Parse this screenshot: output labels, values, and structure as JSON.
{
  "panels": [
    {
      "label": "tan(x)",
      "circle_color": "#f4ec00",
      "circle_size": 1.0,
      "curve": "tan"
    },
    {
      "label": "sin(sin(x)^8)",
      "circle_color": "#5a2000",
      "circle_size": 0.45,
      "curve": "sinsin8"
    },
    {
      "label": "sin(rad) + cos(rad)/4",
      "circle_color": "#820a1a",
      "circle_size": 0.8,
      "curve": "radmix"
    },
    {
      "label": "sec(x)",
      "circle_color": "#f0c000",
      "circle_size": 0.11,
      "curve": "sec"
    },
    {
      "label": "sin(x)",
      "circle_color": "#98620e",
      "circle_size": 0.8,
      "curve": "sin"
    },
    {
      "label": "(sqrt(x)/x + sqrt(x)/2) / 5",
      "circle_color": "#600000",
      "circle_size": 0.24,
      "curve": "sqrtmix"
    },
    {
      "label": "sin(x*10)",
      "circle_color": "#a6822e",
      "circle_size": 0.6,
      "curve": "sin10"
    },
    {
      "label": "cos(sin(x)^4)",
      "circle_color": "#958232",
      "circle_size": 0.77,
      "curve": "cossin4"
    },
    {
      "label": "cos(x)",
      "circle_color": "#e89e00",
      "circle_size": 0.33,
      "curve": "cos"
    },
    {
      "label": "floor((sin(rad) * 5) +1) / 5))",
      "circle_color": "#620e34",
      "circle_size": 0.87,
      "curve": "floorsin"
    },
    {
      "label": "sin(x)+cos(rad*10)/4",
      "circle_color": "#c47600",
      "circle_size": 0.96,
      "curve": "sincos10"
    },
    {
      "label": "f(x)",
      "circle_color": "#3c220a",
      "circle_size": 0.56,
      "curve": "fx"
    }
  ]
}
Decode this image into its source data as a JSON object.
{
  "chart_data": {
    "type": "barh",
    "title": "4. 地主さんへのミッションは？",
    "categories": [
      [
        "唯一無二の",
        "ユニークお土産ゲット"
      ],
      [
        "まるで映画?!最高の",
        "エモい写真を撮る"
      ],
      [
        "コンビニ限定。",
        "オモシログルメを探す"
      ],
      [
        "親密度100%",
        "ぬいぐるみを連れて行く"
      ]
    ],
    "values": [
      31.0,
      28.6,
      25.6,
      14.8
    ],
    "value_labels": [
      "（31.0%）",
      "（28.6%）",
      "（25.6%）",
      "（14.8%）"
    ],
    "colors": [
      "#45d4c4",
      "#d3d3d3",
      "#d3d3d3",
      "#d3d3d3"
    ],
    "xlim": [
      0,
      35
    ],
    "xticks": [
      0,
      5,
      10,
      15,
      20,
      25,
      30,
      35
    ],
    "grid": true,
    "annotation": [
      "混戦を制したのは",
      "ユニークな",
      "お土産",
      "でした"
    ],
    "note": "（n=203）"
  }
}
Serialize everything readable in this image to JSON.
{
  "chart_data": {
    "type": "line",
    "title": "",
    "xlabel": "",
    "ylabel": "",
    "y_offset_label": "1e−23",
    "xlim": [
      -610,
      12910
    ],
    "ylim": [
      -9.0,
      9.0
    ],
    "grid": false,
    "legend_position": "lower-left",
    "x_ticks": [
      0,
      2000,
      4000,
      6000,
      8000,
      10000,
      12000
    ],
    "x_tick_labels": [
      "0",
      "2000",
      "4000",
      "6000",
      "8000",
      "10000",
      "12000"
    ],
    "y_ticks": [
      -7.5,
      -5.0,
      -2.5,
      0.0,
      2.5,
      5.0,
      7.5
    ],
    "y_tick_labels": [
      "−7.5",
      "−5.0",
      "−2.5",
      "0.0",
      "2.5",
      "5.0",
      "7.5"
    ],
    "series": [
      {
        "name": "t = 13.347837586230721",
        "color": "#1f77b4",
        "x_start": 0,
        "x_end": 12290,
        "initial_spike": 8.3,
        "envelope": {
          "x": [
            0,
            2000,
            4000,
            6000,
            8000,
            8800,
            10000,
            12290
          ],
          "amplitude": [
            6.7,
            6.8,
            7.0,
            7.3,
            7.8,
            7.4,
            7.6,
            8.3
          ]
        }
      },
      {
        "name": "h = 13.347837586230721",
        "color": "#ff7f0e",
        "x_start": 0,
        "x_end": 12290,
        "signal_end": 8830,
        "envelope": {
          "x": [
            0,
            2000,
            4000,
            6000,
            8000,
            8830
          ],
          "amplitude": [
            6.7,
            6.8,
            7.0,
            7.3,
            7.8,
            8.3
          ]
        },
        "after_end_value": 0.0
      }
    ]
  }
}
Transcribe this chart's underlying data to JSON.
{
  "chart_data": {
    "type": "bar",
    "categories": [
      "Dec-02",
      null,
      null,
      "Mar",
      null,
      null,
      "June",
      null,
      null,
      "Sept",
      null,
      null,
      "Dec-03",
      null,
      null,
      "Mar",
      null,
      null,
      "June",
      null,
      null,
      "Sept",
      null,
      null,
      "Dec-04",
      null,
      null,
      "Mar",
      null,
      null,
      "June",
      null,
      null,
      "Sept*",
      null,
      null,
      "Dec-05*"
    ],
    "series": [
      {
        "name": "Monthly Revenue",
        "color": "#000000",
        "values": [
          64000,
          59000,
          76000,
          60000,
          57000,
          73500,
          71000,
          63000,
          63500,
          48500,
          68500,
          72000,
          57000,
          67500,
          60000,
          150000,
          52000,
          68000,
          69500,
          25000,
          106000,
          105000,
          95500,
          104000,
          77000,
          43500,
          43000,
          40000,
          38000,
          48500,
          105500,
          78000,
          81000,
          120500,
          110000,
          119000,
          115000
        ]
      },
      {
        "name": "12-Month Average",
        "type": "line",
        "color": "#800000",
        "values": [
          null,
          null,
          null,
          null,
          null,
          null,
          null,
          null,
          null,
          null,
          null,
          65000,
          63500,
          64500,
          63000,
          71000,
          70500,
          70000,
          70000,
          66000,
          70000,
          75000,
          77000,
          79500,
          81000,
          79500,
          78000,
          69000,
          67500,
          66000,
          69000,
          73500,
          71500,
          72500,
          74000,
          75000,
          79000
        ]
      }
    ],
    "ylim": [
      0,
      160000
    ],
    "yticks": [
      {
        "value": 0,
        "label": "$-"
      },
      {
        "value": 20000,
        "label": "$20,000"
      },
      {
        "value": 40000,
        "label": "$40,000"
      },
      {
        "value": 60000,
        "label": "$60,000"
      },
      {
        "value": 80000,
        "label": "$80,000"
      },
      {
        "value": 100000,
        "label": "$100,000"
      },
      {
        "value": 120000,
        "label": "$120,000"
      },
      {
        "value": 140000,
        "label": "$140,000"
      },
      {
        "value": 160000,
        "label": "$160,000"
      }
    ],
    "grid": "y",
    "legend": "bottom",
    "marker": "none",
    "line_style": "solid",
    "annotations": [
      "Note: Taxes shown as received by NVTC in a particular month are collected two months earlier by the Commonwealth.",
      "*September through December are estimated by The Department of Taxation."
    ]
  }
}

___

> **Your instructions**
From the first line to the last, retype the data exactly.

> **The output**
Parse this screenshot: output labels, values, and structure as JSON.
{
  "panels": [
    {
      "label": "tan(x)",
      "circle_color": "#f4ec00",
      "circle_size": 1.0,
      "curve": "tan"
    },
    {
      "label": "sin(sin(x)^8)",
      "circle_color": "#5a2000",
      "circle_size": 0.45,
      "curve": "sinsin8"
    },
    {
      "label": "sin(rad) + cos(rad)/4",
      "circle_color": "#820a1a",
      "circle_size": 0.8,
      "curve": "radmix"
    },
    {
      "label": "sec(x)",
      "circle_color": "#f0c000",
      "circle_size": 0.11,
      "curve": "sec"
    },
    {
      "label": "sin(x)",
      "circle_color": "#98620e",
      "circle_size": 0.8,
      "curve": "sin"
    },
    {
      "label": "(sqrt(x)/x + sqrt(x)/2) / 5",
      "circle_color": "#600000",
      "circle_size": 0.24,
      "curve": "sqrtmix"
    },
    {
      "label": "sin(x*10)",
      "circle_color": "#a6822e",
      "circle_size": 0.6,
      "curve": "sin10"
    },
    {
      "label": "cos(sin(x)^4)",
      "circle_color": "#958232",
      "circle_size": 0.77,
      "curve": "cossin4"
    },
    {
      "label": "cos(x)",
      "circle_color": "#e89e00",
      "circle_size": 0.33,
      "curve": "cos"
    },
    {
      "label": "floor((sin(rad) * 5) +1) / 5))",
      "circle_color": "#620e34",
      "circle_size": 0.87,
      "curve": "floorsin"
    },
    {
      "label": "sin(x)+cos(rad*10)/4",
      "circle_color": "#c47600",
      "circle_size": 0.96,
      "curve": "sincos10"
    },
    {
      "label": "f(x)",
      "circle_color": "#3c220a",
      "circle_size": 0.56,
      "curve": "fx"
    }
  ]
}
Decode this image into its source data as a JSON object.
{
  "chart_data": {
    "type": "barh",
    "title": "4. 地主さんへのミッションは？",
    "categories": [
      [
        "唯一無二の",
        "ユニークお土産ゲット"
      ],
      [
        "まるで映画?!最高の",
        "エモい写真を撮る"
      ],
      [
        "コンビニ限定。",
        "オモシログルメを探す"
      ],
      [
        "親密度100%",
        "ぬいぐるみを連れて行く"
      ]
    ],
    "values": [
      31.0,
      28.6,
      25.6,
      14.8
    ],
    "value_labels": [
      "（31.0%）",
      "（28.6%）",
      "（25.6%）",
      "（14.8%）"
    ],
    "colors": [
      "#45d4c4",
      "#d3d3d3",
      "#d3d3d3",
      "#d3d3d3"
    ],
    "xlim": [
      0,
      35
    ],
    "xticks": [
      0,
      5,
      10,
      15,
      20,
      25,
      30,
      35
    ],
    "grid": true,
    "annotation": [
      "混戦を制したのは",
      "ユニークな",
      "お土産",
      "でした"
    ],
    "note": "（n=203）"
  }
}
Serialize everything readable in this image to JSON.
{
  "chart_data": {
    "type": "line",
    "title": "",
    "xlabel": "",
    "ylabel": "",
    "y_offset_label": "1e−23",
    "xlim": [
      -610,
      12910
    ],
    "ylim": [
      -9.0,
      9.0
    ],
    "grid": false,
    "legend_position": "lower-left",
    "x_ticks": [
      0,
      2000,
      4000,
      6000,
      8000,
      10000,
      12000
    ],
    "x_tick_labels": [
      "0",
      "2000",
      "4000",
      "6000",
      "8000",
      "10000",
      "12000"
    ],
    "y_ticks": [
      -7.5,
      -5.0,
      -2.5,
      0.0,
      2.5,
      5.0,
      7.5
    ],
    "y_tick_labels": [
      "−7.5",
      "−5.0",
      "−2.5",
      "0.0",
      "2.5",
      "5.0",
      "7.5"
    ],
    "series": [
      {
        "name": "t = 13.347837586230721",
        "color": "#1f77b4",
        "x_start": 0,
        "x_end": 12290,
        "initial_spike": 8.3,
        "envelope": {
          "x": [
            0,
            2000,
            4000,
            6000,
            8000,
            8800,
            10000,
            12290
          ],
          "amplitude": [
            6.7,
            6.8,
            7.0,
            7.3,
            7.8,
            7.4,
            7.6,
            8.3
          ]
        }
      },
      {
        "name": "h = 13.347837586230721",
        "color": "#ff7f0e",
        "x_start": 0,
        "x_end": 12290,
        "signal_end": 8830,
        "envelope": {
          "x": [
            0,
            2000,
            4000,
            6000,
            8000,
            8830
          ],
          "amplitude": [
            6.7,
            6.8,
            7.0,
            7.3,
            7.8,
            8.3
          ]
        },
        "after_end_value": 0.0
      }
    ]
  }
}
Transcribe this chart's underlying data to JSON.
{
  "chart_data": {
    "type": "bar",
    "categories": [
      "Dec-02",
      null,
      null,
      "Mar",
      null,
      null,
      "June",
      null,
      null,
      "Sept",
      null,
      null,
      "Dec-03",
      null,
      null,
      "Mar",
      null,
      null,
      "June",
      null,
      null,
      "Sept",
      null,
      null,
      "Dec-04",
      null,
      null,
      "Mar",
      null,
      null,
      "June",
      null,
      null,
      "Sept*",
      null,
      null,
      "Dec-05*"
    ],
    "series": [
      {
        "name": "Monthly Revenue",
        "color": "#000000",
        "values": [
          64000,
          59000,
          76000,
          60000,
          57000,
          73500,
          71000,
          63000,
          63500,
          48500,
          68500,
          72000,
          57000,
          67500,
          60000,
          150000,
          52000,
          68000,
          69500,
          25000,
          106000,
          105000,
          95500,
          104000,
          77000,
          43500,
          43000,
          40000,
          38000,
          48500,
          105500,
          78000,
          81000,
          120500,
          110000,
          119000,
          115000
        ]
      },
      {
        "name": "12-Month Average",
        "type": "line",
        "color": "#800000",
        "values": [
          null,
          null,
          null,
          null,
          null,
          null,
          null,
          null,
          null,
          null,
          null,
          65000,
          63500,
          64500,
          63000,
          71000,
          70500,
          70000,
          70000,
          66000,
          70000,
          75000,
          77000,
          79500,
          81000,
          79500,
          78000,
          69000,
          67500,
          66000,
          69000,
          73500,
          71500,
          72500,
          74000,
          75000,
          79000
        ]
      }
    ],
    "ylim": [
      0,
      160000
    ],
    "yticks": [
      {
        "value": 0,
        "label": "$-"
      },
      {
        "value": 20000,
        "label": "$20,000"
      },
      {
        "value": 40000,
        "label": "$40,000"
      },
      {
        "value": 60000,
        "label": "$60,000"
      },
      {
        "value": 80000,
        "label": "$80,000"
      },
      {
        "value": 100000,
        "label": "$100,000"
      },
      {
        "value": 120000,
        "label": "$120,000"
      },
      {
        "value": 140000,
        "label": "$140,000"
      },
      {
        "value": 160000,
        "label": "$160,000"
      }
    ],
    "grid": "y",
    "legend": "bottom",
    "marker": "none",
    "line_style": "solid",
    "annotations": [
      "Note: Taxes shown as received by NVTC in a particular month are collected two months earlier by the Commonwealth.",
      "*September through December are estimated by The Department of Taxation."
    ]
  }
}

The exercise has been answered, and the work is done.